## Supplied data
__________________________________________________

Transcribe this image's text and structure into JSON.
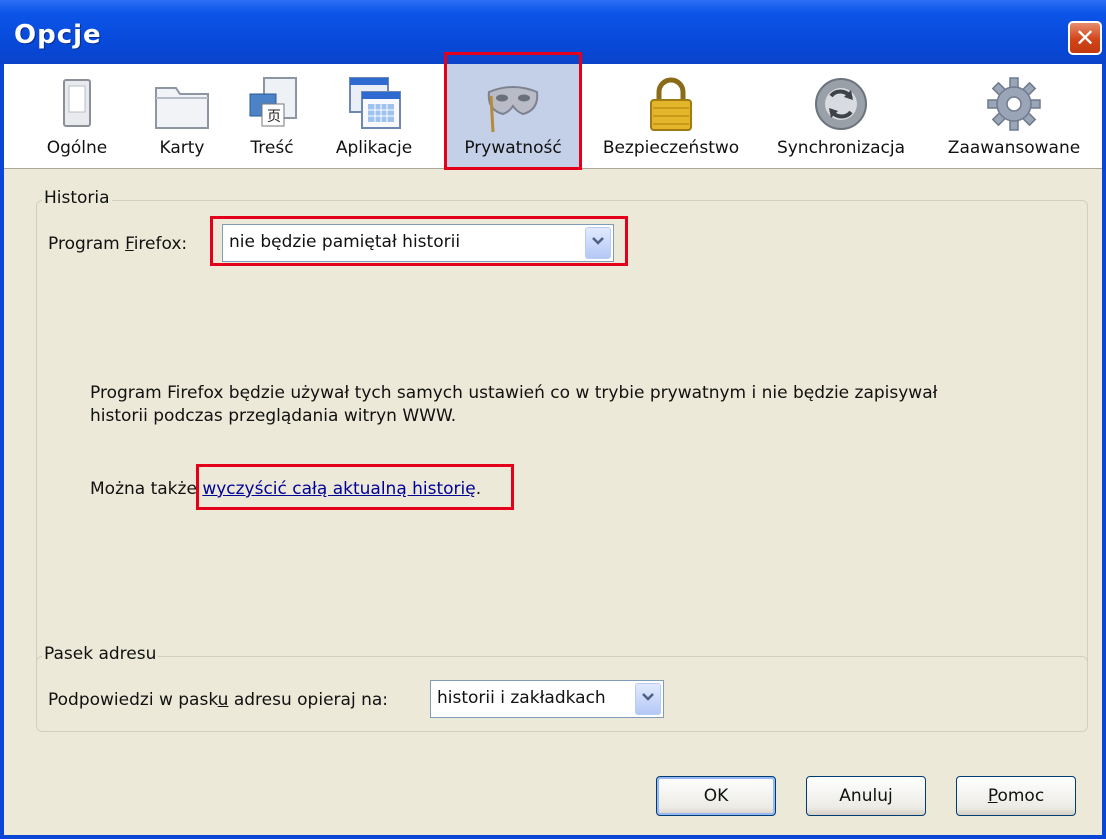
{
  "window": {
    "title": "Opcje",
    "close_glyph": "✕"
  },
  "toolbar": {
    "items": [
      {
        "label": "Ogólne",
        "icon": "general-icon"
      },
      {
        "label": "Karty",
        "icon": "tabs-icon"
      },
      {
        "label": "Treść",
        "icon": "content-icon"
      },
      {
        "label": "Aplikacje",
        "icon": "applications-icon"
      },
      {
        "label": "Prywatność",
        "icon": "privacy-mask-icon",
        "selected": true
      },
      {
        "label": "Bezpieczeństwo",
        "icon": "security-lock-icon"
      },
      {
        "label": "Synchronizacja",
        "icon": "sync-icon"
      },
      {
        "label": "Zaawansowane",
        "icon": "advanced-gear-icon"
      }
    ]
  },
  "history": {
    "group_title": "Historia",
    "label_pre": "Program ",
    "label_accel": "F",
    "label_post": "irefox:",
    "select_value": "nie będzie pamiętał historii",
    "description_line1": "Program Firefox będzie używał tych samych ustawień co w trybie prywatnym i nie będzie zapisywał",
    "description_line2": "historii podczas przeglądania witryn WWW.",
    "clear_prefix": "Można także ",
    "clear_link": "wyczyścić całą aktualną historię",
    "clear_suffix": "."
  },
  "address_bar": {
    "group_title": "Pasek adresu",
    "label_pre": "Podpowiedzi w pask",
    "label_accel": "u",
    "label_post": " adresu opieraj na:",
    "select_value": "historii i zakładkach"
  },
  "buttons": {
    "ok": "OK",
    "cancel": "Anuluj",
    "help_accel": "P",
    "help_rest": "omoc"
  },
  "colors": {
    "highlight": "#e4001a",
    "titlebar": "#0a46d6",
    "dialog_bg": "#ece9d8",
    "link": "#000099"
  }
}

__________________________________________________

## Given instruction
Omit every picture while copying the listing above exactly.

## Response
Transcribe this image's text and structure into JSON.
{
  "window": {
    "title": "Opcje",
    "close_glyph": "✕"
  },
  "toolbar": {
    "items": [
      {
        "label": "Ogólne",
        "icon": "general-icon"
      },
      {
        "label": "Karty",
        "icon": "tabs-icon"
      },
      {
        "label": "Treść",
        "icon": "content-icon"
      },
      {
        "label": "Aplikacje",
        "icon": "applications-icon"
      },
      {
        "label": "Prywatność",
        "icon": "privacy-mask-icon",
        "selected": true
      },
      {
        "label": "Bezpieczeństwo",
        "icon": "security-lock-icon"
      },
      {
        "label": "Synchronizacja",
        "icon": "sync-icon"
      },
      {
        "label": "Zaawansowane",
        "icon": "advanced-gear-icon"
      }
    ]
  },
  "history": {
    "group_title": "Historia",
    "label_pre": "Program ",
    "label_accel": "F",
    "label_post": "irefox:",
    "select_value": "nie będzie pamiętał historii",
    "description_line1": "Program Firefox będzie używał tych samych ustawień co w trybie prywatnym i nie będzie zapisywał",
    "description_line2": "historii podczas przeglądania witryn WWW.",
    "clear_prefix": "Można także ",
    "clear_link": "wyczyścić całą aktualną historię",
    "clear_suffix": "."
  },
  "address_bar": {
    "group_title": "Pasek adresu",
    "label_pre": "Podpowiedzi w pask",
    "label_accel": "u",
    "label_post": " adresu opieraj na:",
    "select_value": "historii i zakładkach"
  },
  "buttons": {
    "ok": "OK",
    "cancel": "Anuluj",
    "help_accel": "P",
    "help_rest": "omoc"
  },
  "colors": {
    "highlight": "#e4001a",
    "titlebar": "#0a46d6",
    "dialog_bg": "#ece9d8",
    "link": "#000099"
  }
}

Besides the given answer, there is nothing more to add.